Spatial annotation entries
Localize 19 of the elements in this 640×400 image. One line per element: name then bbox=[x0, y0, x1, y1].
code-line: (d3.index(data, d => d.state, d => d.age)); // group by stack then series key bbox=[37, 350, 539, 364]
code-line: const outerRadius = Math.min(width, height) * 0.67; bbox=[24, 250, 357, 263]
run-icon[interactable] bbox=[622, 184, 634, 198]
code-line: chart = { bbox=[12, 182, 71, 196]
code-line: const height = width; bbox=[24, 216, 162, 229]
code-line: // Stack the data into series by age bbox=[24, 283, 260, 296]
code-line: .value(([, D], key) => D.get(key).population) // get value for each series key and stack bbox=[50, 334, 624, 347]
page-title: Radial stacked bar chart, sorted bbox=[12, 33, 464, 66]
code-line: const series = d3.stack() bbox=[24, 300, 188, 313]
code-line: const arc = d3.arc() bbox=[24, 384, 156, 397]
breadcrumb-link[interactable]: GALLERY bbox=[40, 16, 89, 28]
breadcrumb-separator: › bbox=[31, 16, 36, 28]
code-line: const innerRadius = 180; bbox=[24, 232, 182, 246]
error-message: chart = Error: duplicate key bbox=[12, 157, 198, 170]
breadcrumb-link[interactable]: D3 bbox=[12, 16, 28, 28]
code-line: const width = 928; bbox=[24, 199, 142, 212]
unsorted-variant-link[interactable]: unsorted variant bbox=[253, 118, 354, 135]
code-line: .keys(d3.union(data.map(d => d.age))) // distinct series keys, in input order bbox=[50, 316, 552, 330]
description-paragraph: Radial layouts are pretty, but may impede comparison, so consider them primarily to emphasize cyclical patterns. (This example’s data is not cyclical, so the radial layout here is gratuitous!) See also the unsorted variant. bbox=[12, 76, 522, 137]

Task. Convert every line of the entries above into a JSON list of strings, with one string per line and blank lines omitted.

Answer.
[
  "Localize 19 of the elements in this 640×400 image. One line per element: name then bbox=[x0, y0, x1, y1].",
  "code-line: (d3.index(data, d => d.state, d => d.age)); // group by stack then series key bbox=[37, 350, 539, 364]",
  "code-line: const outerRadius = Math.min(width, height) * 0.67; bbox=[24, 250, 357, 263]",
  "run-icon[interactable] bbox=[622, 184, 634, 198]",
  "code-line: chart = { bbox=[12, 182, 71, 196]",
  "code-line: const height = width; bbox=[24, 216, 162, 229]",
  "code-line: // Stack the data into series by age bbox=[24, 283, 260, 296]",
  "code-line: .value(([, D], key) => D.get(key).population) // get value for each series key and stack bbox=[50, 334, 624, 347]",
  "page-title: Radial stacked bar chart, sorted bbox=[12, 33, 464, 66]",
  "code-line: const series = d3.stack() bbox=[24, 300, 188, 313]",
  "code-line: const arc = d3.arc() bbox=[24, 384, 156, 397]",
  "breadcrumb-link[interactable]: GALLERY bbox=[40, 16, 89, 28]",
  "breadcrumb-separator: › bbox=[31, 16, 36, 28]",
  "code-line: const innerRadius = 180; bbox=[24, 232, 182, 246]",
  "error-message: chart = Error: duplicate key bbox=[12, 157, 198, 170]",
  "breadcrumb-link[interactable]: D3 bbox=[12, 16, 28, 28]",
  "code-line: const width = 928; bbox=[24, 199, 142, 212]",
  "unsorted-variant-link[interactable]: unsorted variant bbox=[253, 118, 354, 135]",
  "code-line: .keys(d3.union(data.map(d => d.age))) // distinct series keys, in input order bbox=[50, 316, 552, 330]",
  "description-paragraph: Radial layouts are pretty, but may impede comparison, so consider them primarily to emphasize cyclical patterns. (This example’s data is not cyclical, so the radial layout here is gratuitous!) See also the unsorted variant. bbox=[12, 76, 522, 137]"
]